**EXERCISE DESCRIPTION:** Rewrite these lines as a Markdown table with two columns, Row and Line, giving each line its row number and skipping any blank lines.

**SUPPLIED DATA:**
================================

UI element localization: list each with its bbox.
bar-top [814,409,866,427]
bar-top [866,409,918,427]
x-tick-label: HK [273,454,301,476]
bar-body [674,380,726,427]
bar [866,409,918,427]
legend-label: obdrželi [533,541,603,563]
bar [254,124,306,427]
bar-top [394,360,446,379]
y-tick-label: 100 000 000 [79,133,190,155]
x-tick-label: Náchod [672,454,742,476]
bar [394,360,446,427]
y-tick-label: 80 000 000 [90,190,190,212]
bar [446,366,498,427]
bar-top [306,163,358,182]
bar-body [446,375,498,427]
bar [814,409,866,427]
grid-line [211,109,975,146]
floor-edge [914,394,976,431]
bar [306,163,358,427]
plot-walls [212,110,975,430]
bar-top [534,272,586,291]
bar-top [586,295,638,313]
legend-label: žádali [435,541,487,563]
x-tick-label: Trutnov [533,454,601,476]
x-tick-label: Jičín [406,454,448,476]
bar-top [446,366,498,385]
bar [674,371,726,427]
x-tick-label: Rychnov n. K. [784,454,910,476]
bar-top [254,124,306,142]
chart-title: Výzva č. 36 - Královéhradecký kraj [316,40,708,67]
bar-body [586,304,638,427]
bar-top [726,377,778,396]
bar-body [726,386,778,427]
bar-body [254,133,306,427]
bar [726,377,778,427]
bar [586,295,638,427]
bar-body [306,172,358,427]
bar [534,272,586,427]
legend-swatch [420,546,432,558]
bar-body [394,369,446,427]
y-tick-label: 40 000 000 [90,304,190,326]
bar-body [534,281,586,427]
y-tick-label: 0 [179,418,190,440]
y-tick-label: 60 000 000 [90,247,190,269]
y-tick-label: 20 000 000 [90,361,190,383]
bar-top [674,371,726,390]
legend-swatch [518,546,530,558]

================================

**EXERCISE ANSWER:**
| Row | Line |
|---|---|
| 1 | UI element localization: list each with its bbox. |
| 2 | bar-top [814,409,866,427] |
| 3 | bar-top [866,409,918,427] |
| 4 | x-tick-label: HK [273,454,301,476] |
| 5 | bar-body [674,380,726,427] |
| 6 | bar [866,409,918,427] |
| 7 | legend-label: obdrželi [533,541,603,563] |
| 8 | bar [254,124,306,427] |
| 9 | bar-top [394,360,446,379] |
| 10 | y-tick-label: 100 000 000 [79,133,190,155] |
| 11 | x-tick-label: Náchod [672,454,742,476] |
| 12 | bar [394,360,446,427] |
| 13 | y-tick-label: 80 000 000 [90,190,190,212] |
| 14 | bar [446,366,498,427] |
| 15 | bar-top [306,163,358,182] |
| 16 | bar-body [446,375,498,427] |
| 17 | bar [814,409,866,427] |
| 18 | grid-line [211,109,975,146] |
| 19 | floor-edge [914,394,976,431] |
| 20 | bar [306,163,358,427] |
| 21 | plot-walls [212,110,975,430] |
| 22 | bar-top [534,272,586,291] |
| 23 | bar-top [586,295,638,313] |
| 24 | legend-label: žádali [435,541,487,563] |
| 25 | x-tick-label: Trutnov [533,454,601,476] |
| 26 | x-tick-label: Jičín [406,454,448,476] |
| 27 | bar-top [446,366,498,385] |
| 28 | bar [674,371,726,427] |
| 29 | x-tick-label: Rychnov n. K. [784,454,910,476] |
| 30 | bar-top [254,124,306,142] |
| 31 | chart-title: Výzva č. 36 - Královéhradecký kraj [316,40,708,67] |
| 32 | bar-body [586,304,638,427] |
| 33 | bar-top [726,377,778,396] |
| 34 | bar-body [726,386,778,427] |
| 35 | bar-body [254,133,306,427] |
| 36 | bar [726,377,778,427] |
| 37 | bar [586,295,638,427] |
| 38 | bar-body [306,172,358,427] |
| 39 | bar [534,272,586,427] |
| 40 | legend-swatch [420,546,432,558] |
| 41 | bar-body [394,369,446,427] |
| 42 | y-tick-label: 40 000 000 [90,304,190,326] |
| 43 | bar-body [534,281,586,427] |
| 44 | y-tick-label: 0 [179,418,190,440] |
| 45 | y-tick-label: 60 000 000 [90,247,190,269] |
| 46 | y-tick-label: 20 000 000 [90,361,190,383] |
| 47 | bar-top [674,371,726,390] |
| 48 | legend-swatch [518,546,530,558] |